• _Written problem_
Return each line containing the string "points".

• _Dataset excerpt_
===============

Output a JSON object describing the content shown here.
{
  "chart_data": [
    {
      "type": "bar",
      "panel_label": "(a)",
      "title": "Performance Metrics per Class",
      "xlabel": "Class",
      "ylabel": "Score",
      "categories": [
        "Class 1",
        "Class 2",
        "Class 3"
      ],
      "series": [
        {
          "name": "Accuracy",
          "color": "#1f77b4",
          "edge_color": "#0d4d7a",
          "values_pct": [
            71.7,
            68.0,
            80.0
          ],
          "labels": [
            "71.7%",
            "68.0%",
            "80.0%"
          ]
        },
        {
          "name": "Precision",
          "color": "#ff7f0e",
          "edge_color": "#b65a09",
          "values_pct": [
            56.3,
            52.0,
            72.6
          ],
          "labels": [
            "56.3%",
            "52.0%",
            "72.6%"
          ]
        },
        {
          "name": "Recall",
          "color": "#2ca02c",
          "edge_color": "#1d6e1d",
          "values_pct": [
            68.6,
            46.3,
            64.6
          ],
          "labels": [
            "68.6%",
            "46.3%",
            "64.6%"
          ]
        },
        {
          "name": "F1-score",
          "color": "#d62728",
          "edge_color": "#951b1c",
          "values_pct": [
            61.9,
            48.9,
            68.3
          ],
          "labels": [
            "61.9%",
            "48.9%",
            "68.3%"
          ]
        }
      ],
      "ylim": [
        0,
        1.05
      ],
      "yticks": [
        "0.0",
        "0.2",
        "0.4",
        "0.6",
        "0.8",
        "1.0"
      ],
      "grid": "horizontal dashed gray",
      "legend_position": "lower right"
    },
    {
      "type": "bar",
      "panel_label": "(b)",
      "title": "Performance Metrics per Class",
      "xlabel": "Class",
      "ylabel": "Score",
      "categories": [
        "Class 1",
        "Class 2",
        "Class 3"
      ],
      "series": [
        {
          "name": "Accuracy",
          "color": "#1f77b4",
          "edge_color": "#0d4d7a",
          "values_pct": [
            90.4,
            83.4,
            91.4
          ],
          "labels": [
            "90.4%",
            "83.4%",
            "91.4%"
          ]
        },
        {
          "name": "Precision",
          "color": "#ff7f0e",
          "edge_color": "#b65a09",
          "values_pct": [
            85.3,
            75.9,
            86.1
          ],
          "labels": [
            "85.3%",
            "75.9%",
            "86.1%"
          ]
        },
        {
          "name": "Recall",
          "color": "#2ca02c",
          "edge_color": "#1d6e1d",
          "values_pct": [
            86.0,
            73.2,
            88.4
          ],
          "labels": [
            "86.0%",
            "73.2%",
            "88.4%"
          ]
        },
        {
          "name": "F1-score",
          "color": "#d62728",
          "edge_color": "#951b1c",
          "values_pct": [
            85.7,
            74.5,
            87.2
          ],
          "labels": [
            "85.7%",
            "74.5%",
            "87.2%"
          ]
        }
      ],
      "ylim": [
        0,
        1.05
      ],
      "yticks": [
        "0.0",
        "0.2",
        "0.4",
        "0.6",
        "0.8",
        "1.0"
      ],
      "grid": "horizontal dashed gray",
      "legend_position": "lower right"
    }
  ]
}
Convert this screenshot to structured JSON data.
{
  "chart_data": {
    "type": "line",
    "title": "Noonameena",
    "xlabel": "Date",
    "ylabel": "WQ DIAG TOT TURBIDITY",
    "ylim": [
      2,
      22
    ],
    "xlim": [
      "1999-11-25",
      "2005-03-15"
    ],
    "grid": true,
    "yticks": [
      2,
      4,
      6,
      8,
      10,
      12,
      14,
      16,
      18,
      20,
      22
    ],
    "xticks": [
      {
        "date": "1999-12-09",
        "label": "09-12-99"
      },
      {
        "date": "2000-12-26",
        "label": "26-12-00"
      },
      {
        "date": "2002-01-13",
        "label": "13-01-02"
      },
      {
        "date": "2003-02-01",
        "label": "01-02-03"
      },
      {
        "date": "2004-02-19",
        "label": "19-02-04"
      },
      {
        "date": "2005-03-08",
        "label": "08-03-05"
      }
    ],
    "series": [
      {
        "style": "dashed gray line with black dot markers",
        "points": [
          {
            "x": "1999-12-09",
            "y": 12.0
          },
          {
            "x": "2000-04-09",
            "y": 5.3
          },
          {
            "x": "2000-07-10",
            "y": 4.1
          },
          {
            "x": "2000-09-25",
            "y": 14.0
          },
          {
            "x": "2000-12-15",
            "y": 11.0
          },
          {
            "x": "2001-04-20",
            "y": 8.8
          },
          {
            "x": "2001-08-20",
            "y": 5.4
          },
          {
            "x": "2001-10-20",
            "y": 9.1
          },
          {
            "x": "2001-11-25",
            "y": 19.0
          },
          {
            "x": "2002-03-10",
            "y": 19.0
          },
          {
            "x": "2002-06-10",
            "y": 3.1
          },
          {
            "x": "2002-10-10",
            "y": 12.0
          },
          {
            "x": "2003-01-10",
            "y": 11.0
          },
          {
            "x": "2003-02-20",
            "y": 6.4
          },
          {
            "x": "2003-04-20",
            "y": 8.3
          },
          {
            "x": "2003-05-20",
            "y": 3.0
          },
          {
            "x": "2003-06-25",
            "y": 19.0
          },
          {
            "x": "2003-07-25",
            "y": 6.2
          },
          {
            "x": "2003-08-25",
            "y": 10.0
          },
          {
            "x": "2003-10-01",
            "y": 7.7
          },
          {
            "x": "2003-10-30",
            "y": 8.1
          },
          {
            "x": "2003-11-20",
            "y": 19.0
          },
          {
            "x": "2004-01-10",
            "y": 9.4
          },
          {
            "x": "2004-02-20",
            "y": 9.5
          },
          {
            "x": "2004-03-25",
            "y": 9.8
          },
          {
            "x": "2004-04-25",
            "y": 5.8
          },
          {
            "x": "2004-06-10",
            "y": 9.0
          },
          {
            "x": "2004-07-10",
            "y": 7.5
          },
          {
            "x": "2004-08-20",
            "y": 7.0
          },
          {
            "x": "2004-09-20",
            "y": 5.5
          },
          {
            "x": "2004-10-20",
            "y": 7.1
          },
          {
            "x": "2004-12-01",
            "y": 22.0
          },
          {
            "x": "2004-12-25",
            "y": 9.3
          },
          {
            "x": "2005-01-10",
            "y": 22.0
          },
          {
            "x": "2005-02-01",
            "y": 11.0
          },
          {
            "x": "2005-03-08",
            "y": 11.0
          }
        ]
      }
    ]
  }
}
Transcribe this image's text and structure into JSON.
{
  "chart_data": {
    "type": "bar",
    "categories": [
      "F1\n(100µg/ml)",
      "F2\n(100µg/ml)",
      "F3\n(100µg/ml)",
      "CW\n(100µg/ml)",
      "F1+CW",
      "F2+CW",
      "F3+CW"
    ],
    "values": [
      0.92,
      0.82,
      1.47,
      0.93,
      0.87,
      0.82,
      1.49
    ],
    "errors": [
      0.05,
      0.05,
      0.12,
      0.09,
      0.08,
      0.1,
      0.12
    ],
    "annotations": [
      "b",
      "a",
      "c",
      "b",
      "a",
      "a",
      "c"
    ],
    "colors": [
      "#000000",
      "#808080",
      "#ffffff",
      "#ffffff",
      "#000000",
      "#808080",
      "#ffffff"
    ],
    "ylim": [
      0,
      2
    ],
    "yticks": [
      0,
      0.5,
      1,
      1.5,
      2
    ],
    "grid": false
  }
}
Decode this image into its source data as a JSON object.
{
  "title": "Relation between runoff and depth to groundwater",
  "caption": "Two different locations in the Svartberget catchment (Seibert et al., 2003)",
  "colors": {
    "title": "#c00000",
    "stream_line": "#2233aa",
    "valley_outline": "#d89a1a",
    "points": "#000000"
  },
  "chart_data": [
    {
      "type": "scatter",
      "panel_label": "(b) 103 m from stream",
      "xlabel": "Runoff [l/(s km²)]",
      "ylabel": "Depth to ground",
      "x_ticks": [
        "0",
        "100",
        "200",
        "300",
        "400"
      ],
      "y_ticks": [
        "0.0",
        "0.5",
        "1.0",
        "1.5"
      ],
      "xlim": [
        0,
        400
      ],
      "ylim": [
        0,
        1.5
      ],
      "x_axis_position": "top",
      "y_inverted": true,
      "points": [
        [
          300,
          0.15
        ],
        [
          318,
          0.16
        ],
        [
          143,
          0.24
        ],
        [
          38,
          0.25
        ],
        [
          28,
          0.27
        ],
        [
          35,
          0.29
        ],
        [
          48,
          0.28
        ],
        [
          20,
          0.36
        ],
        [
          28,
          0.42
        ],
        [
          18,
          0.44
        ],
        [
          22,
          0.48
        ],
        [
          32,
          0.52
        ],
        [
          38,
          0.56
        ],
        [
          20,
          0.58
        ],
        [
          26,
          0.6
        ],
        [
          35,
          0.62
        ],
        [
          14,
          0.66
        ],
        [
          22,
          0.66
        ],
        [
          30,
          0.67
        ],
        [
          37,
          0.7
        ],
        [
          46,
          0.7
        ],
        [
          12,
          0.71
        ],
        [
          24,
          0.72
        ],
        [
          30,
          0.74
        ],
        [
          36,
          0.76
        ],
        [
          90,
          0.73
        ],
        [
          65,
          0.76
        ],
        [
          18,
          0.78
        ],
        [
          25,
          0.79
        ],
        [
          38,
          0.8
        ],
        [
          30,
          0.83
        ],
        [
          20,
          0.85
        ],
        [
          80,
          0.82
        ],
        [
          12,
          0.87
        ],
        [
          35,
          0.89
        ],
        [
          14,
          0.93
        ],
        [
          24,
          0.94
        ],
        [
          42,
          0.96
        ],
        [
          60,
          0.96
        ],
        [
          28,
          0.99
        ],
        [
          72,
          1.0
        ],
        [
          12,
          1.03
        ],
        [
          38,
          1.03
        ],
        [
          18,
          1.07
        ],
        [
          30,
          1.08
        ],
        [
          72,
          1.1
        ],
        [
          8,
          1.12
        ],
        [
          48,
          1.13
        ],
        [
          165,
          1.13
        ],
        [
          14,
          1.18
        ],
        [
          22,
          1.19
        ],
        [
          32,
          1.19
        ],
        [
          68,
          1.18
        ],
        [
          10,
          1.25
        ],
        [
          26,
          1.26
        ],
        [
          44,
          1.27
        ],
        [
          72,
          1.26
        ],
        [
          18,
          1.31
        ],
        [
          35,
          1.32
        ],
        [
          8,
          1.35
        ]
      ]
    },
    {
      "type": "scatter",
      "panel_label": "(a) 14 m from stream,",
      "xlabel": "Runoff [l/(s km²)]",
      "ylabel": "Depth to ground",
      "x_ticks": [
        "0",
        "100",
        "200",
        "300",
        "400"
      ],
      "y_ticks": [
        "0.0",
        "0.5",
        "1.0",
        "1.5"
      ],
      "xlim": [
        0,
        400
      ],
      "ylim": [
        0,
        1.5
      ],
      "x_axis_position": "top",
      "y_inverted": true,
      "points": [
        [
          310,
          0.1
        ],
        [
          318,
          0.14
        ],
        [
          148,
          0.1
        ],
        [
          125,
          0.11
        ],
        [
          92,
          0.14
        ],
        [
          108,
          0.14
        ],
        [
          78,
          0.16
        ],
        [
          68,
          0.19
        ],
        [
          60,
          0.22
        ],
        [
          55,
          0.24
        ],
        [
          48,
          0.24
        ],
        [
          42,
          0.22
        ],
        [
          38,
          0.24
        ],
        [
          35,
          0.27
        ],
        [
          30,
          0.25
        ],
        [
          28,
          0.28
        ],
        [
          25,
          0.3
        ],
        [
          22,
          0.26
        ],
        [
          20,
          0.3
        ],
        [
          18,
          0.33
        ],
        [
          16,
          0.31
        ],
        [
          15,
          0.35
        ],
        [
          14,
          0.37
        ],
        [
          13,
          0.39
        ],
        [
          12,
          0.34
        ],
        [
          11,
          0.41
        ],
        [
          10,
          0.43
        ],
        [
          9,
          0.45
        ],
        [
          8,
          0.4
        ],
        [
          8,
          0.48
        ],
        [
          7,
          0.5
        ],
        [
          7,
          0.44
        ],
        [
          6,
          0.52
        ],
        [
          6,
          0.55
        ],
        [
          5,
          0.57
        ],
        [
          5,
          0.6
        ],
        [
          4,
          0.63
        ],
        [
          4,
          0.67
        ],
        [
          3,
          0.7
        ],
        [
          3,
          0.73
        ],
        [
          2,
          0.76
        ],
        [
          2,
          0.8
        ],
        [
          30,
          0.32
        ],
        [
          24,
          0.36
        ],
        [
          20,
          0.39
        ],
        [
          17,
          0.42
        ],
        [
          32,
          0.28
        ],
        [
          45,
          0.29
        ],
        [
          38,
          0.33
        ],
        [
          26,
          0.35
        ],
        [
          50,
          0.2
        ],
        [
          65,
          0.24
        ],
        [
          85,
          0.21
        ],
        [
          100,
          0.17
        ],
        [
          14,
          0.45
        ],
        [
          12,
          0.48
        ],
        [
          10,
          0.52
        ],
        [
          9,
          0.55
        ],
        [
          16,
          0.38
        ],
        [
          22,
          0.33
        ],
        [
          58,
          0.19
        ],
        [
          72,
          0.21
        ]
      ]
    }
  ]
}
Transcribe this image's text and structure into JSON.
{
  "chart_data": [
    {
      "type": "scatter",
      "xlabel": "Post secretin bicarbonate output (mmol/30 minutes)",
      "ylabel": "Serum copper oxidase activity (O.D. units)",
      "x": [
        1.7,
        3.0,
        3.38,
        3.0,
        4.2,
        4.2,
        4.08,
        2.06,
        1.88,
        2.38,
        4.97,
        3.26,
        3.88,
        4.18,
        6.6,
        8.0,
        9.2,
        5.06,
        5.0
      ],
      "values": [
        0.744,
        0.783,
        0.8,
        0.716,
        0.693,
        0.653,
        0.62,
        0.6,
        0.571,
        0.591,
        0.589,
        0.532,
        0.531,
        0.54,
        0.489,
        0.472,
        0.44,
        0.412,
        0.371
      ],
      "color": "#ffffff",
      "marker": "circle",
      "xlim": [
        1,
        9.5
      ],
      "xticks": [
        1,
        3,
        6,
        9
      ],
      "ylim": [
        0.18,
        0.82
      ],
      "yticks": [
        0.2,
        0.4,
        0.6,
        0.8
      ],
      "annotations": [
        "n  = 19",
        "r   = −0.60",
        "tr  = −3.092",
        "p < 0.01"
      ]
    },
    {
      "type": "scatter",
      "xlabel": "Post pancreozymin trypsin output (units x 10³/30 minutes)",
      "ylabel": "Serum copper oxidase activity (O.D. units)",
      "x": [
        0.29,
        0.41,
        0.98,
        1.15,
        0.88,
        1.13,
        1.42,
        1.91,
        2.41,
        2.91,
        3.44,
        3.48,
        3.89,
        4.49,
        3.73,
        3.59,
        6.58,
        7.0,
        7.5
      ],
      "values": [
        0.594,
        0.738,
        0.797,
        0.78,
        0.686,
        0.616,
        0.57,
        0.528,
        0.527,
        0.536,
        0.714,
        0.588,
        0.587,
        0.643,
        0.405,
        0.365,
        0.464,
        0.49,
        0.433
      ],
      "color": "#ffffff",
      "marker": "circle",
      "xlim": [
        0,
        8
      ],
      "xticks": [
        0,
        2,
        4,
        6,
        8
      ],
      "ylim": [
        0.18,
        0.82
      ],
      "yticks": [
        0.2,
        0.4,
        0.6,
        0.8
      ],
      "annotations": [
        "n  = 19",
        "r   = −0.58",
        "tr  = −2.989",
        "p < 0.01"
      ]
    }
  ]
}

===============

• _Answer to the exercise_
        "points": [
    "points": "#000000"
      "points": [
      "points": [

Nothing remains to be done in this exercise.